----- Exercise input -----

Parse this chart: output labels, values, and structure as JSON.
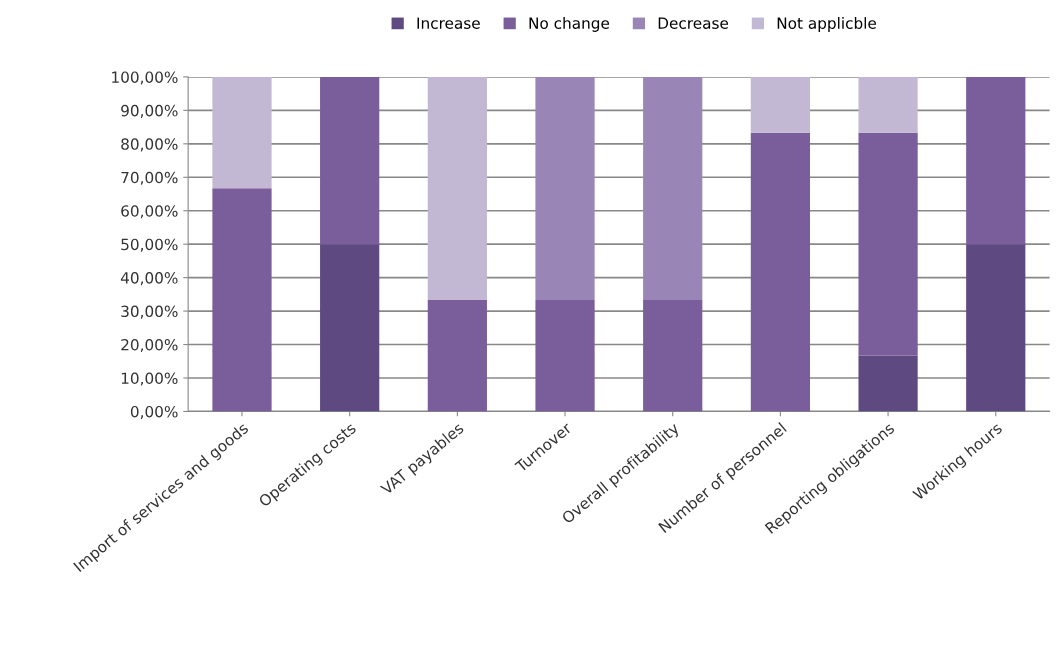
{
  "chart_data": {
    "type": "bar",
    "stacked": true,
    "categories": [
      "Import of services and goods",
      "Operating costs",
      "VAT payables",
      "Turnover",
      "Overall profitability",
      "Number of personnel",
      "Reporting obligations",
      "Working hours"
    ],
    "series": [
      {
        "name": "Increase",
        "color": "#5e4a80",
        "values": [
          0,
          50,
          0,
          0,
          0,
          0,
          16.7,
          50
        ]
      },
      {
        "name": "No change",
        "color": "#7a5d9b",
        "values": [
          66.7,
          50,
          33.3,
          33.3,
          33.3,
          83.3,
          66.6,
          50
        ]
      },
      {
        "name": "Decrease",
        "color": "#9a86b6",
        "values": [
          0,
          0,
          0,
          66.7,
          66.7,
          0,
          0,
          0
        ]
      },
      {
        "name": "Not applicble",
        "color": "#c3b8d4",
        "values": [
          33.3,
          0,
          66.7,
          0,
          0,
          16.7,
          16.7,
          0
        ]
      }
    ],
    "ylim": [
      0,
      100
    ],
    "yticks": [
      {
        "value": 0,
        "label": "0,00%"
      },
      {
        "value": 10,
        "label": "10,00%"
      },
      {
        "value": 20,
        "label": "20,00%"
      },
      {
        "value": 30,
        "label": "30,00%"
      },
      {
        "value": 40,
        "label": "40,00%"
      },
      {
        "value": 50,
        "label": "50,00%"
      },
      {
        "value": 60,
        "label": "60,00%"
      },
      {
        "value": 70,
        "label": "70,00%"
      },
      {
        "value": 80,
        "label": "80,00%"
      },
      {
        "value": 90,
        "label": "90,00%"
      },
      {
        "value": 100,
        "label": "100,00%"
      }
    ],
    "grid": "y",
    "legend": "top"
  }
}
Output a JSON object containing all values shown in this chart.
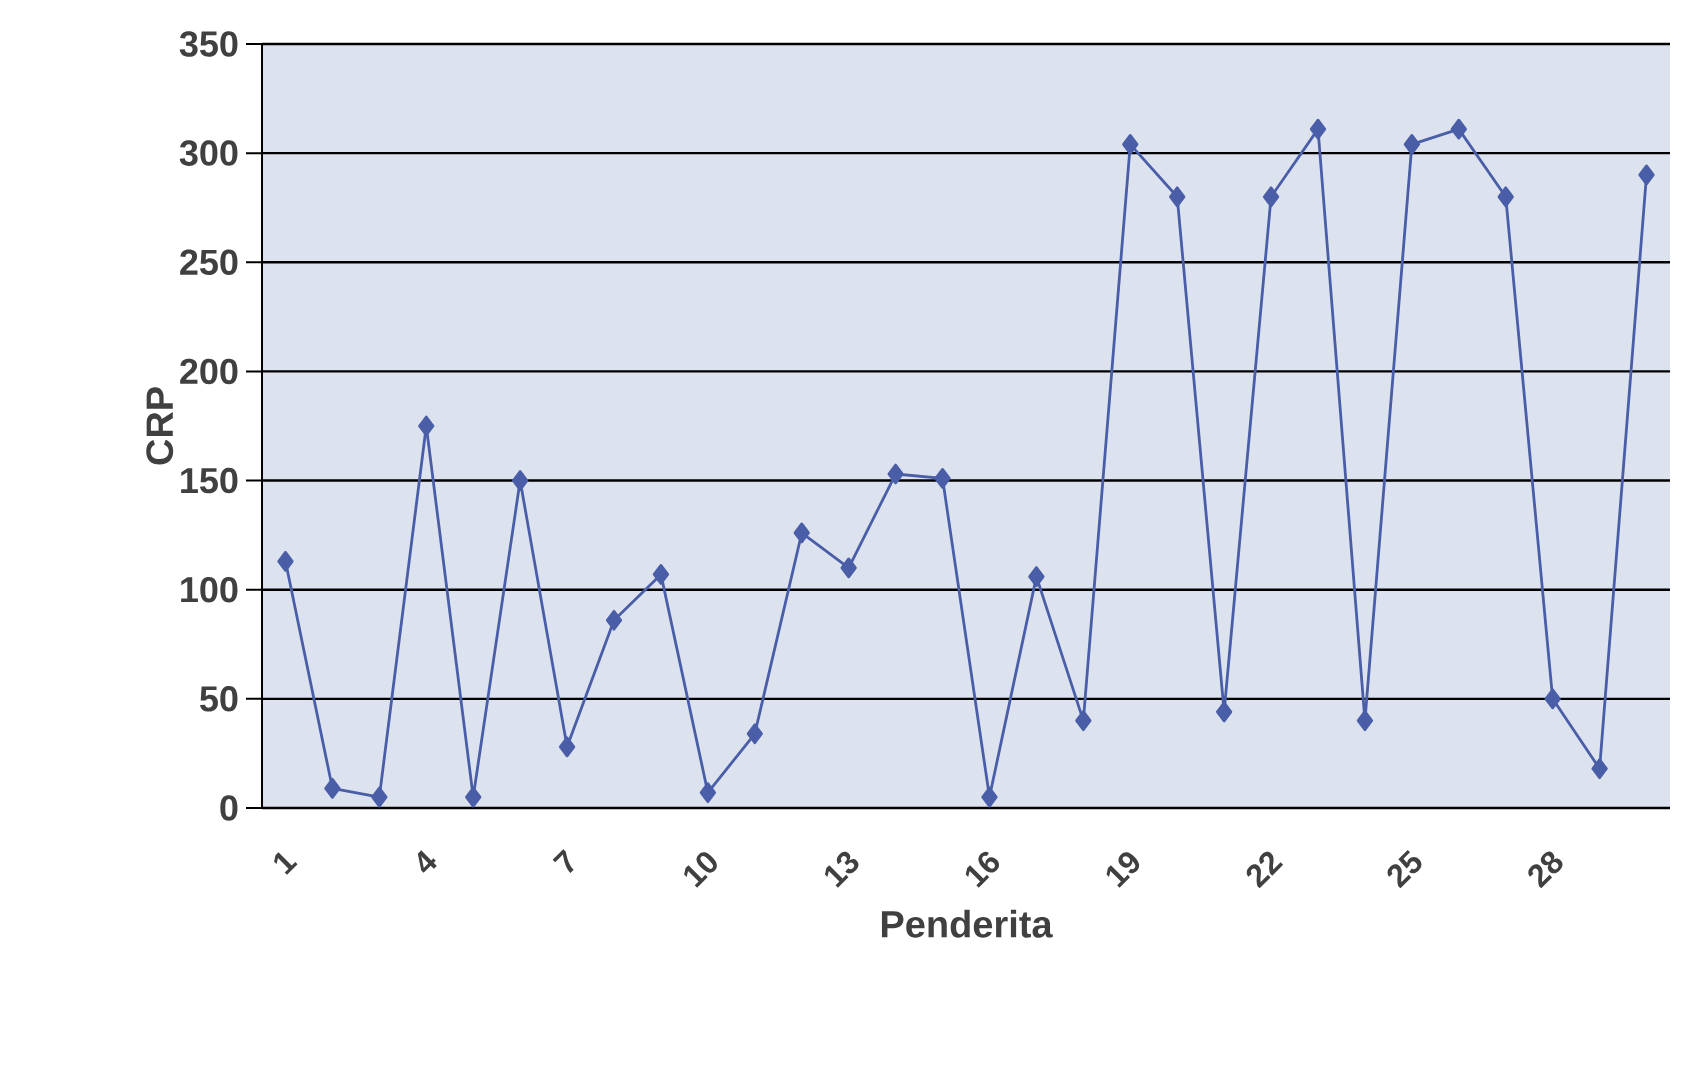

-----

Task instructions:
Provide the number of lines in these entries that hold the word "color", without any accompanying text.

Expected answer:
4